Gather every line holding the string "favor".

[start Data excerpts]

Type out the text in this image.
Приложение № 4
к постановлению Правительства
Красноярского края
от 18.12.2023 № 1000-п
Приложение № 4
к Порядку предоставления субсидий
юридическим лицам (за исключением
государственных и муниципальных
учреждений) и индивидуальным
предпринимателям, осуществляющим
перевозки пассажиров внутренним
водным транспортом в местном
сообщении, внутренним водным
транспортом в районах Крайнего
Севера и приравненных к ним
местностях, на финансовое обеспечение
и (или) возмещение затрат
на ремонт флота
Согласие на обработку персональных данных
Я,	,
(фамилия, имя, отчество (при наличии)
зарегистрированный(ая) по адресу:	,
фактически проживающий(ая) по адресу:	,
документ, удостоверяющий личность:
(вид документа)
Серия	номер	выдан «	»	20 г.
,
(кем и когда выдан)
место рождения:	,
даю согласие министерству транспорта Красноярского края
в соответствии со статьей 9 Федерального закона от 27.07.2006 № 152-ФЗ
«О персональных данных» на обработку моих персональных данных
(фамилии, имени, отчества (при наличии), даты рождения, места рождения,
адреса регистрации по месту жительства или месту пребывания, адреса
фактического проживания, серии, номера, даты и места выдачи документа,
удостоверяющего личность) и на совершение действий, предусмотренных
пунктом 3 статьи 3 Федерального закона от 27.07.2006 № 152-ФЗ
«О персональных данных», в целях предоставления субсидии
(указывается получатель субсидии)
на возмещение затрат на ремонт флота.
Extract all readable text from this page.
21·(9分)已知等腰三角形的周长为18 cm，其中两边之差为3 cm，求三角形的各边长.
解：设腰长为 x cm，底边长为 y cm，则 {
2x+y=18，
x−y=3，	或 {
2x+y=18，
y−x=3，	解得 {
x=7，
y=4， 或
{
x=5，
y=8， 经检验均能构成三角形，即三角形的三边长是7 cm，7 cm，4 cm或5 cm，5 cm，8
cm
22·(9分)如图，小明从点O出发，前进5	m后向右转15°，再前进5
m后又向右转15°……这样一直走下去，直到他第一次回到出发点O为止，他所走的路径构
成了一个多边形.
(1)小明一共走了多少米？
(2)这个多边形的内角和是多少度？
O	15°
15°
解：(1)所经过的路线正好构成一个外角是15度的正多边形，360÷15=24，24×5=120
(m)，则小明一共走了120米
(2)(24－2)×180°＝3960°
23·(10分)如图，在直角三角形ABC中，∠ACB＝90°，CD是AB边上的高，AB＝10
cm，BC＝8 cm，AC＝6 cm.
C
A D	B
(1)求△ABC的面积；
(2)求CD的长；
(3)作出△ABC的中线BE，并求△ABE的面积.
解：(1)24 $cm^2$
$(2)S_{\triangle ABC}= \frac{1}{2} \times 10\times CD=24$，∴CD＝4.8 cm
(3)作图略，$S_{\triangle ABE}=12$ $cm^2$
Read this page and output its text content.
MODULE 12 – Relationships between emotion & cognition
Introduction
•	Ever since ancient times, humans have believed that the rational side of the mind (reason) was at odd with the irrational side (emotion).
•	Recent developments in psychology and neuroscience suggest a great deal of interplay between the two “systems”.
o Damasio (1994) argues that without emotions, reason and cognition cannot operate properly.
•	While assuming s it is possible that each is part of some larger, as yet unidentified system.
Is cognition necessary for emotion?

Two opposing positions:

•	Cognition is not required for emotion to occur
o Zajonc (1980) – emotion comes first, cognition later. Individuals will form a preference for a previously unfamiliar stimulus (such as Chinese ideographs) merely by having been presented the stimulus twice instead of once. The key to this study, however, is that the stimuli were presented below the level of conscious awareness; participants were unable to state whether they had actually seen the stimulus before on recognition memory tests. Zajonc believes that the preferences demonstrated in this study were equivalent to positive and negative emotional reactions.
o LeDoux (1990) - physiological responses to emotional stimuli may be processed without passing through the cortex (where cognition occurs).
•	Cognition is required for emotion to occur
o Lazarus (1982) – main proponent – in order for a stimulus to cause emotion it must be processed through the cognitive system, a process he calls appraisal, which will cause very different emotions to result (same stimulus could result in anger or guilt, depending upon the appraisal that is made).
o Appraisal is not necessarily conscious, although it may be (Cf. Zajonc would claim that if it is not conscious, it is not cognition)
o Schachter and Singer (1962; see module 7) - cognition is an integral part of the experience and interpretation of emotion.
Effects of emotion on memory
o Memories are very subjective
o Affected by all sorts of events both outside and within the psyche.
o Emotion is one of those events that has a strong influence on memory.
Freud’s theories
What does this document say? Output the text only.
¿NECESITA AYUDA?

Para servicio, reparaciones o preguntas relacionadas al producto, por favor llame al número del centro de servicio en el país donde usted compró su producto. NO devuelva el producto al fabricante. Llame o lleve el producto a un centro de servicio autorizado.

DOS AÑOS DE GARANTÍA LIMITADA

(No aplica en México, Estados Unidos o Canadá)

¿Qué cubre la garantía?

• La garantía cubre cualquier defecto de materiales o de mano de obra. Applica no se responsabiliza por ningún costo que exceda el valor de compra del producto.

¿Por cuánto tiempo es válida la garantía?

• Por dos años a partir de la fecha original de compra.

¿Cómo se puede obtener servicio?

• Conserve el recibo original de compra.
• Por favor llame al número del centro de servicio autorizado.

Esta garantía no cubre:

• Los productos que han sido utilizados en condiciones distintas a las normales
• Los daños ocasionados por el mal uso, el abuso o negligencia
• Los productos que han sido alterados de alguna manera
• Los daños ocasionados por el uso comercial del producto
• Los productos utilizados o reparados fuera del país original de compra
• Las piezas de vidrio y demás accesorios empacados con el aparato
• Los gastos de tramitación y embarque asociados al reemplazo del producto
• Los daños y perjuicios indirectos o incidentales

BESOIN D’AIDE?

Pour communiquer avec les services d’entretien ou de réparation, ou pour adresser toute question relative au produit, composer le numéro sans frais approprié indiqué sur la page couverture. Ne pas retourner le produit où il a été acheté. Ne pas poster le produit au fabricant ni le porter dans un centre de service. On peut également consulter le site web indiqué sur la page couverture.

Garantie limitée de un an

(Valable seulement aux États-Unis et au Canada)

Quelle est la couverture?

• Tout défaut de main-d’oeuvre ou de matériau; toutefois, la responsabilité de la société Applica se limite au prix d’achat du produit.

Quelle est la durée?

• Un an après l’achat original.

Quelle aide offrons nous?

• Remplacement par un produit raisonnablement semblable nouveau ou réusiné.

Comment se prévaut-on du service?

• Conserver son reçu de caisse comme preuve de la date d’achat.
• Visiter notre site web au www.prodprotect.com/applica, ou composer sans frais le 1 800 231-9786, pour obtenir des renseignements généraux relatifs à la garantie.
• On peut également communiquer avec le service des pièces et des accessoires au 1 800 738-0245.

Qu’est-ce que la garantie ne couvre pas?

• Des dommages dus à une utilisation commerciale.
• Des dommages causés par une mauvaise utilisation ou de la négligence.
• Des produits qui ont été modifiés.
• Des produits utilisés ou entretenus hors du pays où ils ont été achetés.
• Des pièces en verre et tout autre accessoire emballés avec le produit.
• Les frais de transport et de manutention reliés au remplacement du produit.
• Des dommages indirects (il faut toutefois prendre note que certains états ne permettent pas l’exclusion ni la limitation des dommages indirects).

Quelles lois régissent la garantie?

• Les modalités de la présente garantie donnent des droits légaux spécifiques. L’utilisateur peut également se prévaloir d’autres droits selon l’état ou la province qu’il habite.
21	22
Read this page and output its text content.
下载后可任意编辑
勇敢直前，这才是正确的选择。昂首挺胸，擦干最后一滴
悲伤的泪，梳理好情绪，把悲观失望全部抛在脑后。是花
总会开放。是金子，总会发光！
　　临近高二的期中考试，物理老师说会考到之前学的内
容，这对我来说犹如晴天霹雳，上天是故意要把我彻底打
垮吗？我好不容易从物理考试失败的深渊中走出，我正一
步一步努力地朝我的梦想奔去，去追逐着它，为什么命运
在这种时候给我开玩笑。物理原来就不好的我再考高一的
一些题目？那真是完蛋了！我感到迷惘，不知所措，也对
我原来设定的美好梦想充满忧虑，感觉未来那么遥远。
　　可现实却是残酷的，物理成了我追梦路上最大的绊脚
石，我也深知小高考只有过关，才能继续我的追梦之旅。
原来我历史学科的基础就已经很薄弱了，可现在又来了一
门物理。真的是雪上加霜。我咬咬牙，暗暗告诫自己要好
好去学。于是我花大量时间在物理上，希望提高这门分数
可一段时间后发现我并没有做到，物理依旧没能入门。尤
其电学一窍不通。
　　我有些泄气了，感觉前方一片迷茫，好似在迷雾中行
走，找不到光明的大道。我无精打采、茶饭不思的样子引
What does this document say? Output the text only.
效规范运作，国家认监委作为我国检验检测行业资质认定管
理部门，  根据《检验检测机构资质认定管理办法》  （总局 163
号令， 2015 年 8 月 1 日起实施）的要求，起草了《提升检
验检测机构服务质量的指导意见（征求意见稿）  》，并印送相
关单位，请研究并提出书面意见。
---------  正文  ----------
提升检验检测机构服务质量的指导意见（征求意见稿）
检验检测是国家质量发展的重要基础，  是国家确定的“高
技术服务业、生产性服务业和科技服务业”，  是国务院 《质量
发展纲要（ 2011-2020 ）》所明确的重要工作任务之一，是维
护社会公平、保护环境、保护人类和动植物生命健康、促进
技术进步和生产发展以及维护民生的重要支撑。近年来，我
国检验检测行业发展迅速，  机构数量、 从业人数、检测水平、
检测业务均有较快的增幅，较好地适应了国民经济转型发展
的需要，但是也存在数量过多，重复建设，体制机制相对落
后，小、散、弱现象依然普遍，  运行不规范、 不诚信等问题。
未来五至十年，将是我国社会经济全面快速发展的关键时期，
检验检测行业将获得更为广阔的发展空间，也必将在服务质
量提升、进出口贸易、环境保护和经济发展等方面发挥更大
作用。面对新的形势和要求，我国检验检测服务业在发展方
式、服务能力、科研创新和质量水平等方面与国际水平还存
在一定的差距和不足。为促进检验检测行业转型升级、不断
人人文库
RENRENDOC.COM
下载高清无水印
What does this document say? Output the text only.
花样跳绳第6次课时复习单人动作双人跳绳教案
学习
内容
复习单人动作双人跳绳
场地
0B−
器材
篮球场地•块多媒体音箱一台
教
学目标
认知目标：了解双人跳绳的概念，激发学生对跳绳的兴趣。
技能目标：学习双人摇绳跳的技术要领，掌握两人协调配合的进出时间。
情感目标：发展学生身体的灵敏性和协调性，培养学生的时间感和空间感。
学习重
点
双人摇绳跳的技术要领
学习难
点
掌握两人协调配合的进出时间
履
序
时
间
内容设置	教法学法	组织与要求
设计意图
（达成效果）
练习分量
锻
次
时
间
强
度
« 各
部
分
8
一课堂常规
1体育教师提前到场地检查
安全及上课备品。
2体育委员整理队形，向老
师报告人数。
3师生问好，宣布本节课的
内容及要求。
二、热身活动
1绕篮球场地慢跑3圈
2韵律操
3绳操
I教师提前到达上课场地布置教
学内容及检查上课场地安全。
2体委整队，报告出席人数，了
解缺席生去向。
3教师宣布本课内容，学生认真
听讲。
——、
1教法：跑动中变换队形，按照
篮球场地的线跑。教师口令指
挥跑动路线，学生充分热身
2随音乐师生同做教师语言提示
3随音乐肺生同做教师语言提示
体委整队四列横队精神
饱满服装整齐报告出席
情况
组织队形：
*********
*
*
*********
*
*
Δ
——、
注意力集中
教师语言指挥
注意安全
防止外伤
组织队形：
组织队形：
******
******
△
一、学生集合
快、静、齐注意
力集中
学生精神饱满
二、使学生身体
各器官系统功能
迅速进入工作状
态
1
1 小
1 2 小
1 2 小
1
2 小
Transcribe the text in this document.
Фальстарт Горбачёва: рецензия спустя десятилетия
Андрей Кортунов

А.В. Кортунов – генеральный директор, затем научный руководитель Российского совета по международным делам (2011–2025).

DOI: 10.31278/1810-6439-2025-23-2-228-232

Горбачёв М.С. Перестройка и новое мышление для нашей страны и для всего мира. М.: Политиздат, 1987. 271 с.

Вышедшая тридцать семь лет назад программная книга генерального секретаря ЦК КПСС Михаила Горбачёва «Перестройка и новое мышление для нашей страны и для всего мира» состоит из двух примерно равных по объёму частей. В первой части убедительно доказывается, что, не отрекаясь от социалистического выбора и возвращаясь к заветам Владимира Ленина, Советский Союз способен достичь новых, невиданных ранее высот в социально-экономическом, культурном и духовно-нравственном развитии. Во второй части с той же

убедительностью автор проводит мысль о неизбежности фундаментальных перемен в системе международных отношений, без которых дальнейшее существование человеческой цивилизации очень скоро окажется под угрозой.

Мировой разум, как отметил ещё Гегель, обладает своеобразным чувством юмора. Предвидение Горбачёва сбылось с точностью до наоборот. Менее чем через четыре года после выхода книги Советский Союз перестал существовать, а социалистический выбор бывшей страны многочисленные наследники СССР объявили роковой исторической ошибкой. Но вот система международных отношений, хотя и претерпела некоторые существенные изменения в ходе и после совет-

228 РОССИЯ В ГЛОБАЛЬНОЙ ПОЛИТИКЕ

[end Data excerpts]

Response for this exercise »
Para servicio, reparaciones o preguntas relacionadas al producto, por favor llame al número del centro de servicio en el país donde usted compró su producto. NO devuelva el producto al fabricante. Llame o lleve el producto a un centro de servicio autorizado.
• Por favor llame al número del centro de servicio autorizado.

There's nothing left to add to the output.